* START Data provided *

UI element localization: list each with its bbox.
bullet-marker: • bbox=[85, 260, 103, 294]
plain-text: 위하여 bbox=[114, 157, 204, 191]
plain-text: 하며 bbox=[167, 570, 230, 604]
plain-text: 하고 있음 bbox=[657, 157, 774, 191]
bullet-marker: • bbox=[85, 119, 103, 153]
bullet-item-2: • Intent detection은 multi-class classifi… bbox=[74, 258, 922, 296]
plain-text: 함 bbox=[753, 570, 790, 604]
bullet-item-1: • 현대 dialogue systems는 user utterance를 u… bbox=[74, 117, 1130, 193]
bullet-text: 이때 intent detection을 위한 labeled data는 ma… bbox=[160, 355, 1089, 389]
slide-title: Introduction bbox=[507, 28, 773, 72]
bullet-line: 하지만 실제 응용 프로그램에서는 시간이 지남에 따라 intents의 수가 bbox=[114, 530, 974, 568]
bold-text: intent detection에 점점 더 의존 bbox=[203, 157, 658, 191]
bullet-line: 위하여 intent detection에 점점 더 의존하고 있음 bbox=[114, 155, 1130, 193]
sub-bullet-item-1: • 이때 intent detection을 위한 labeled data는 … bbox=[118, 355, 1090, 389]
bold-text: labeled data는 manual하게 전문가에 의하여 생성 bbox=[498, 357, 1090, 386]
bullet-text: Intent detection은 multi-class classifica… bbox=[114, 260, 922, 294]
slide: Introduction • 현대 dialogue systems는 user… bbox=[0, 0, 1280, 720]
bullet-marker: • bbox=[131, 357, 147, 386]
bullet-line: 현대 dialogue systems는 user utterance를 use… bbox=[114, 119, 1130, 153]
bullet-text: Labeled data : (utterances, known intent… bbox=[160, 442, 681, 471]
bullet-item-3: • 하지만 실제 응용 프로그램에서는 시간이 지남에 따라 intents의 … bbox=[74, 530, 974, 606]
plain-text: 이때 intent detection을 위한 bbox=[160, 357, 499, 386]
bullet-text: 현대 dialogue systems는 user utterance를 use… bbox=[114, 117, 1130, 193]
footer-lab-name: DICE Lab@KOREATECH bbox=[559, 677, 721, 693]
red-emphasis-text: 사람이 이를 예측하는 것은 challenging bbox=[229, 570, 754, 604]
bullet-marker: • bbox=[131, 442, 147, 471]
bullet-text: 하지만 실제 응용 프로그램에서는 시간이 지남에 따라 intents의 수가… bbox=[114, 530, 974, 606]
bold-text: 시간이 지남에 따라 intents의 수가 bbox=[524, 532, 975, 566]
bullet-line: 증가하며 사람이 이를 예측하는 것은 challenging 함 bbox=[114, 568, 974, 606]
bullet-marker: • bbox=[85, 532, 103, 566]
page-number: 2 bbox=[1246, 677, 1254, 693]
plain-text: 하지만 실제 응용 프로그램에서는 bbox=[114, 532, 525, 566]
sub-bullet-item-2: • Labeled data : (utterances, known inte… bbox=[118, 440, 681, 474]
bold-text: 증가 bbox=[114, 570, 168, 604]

* END Data provided *

*Task requirements*
Return, character for character, the rows that begin at the very first row and end with the row containing "bullet-item-1: • 현대", including that last row.

*Full solution*
UI element localization: list each with its bbox.
bullet-marker: • bbox=[85, 260, 103, 294]
plain-text: 위하여 bbox=[114, 157, 204, 191]
plain-text: 하며 bbox=[167, 570, 230, 604]
plain-text: 하고 있음 bbox=[657, 157, 774, 191]
bullet-marker: • bbox=[85, 119, 103, 153]
bullet-item-2: • Intent detection은 multi-class classifi… bbox=[74, 258, 922, 296]
plain-text: 함 bbox=[753, 570, 790, 604]
bullet-item-1: • 현대 dialogue systems는 user utterance를 u… bbox=[74, 117, 1130, 193]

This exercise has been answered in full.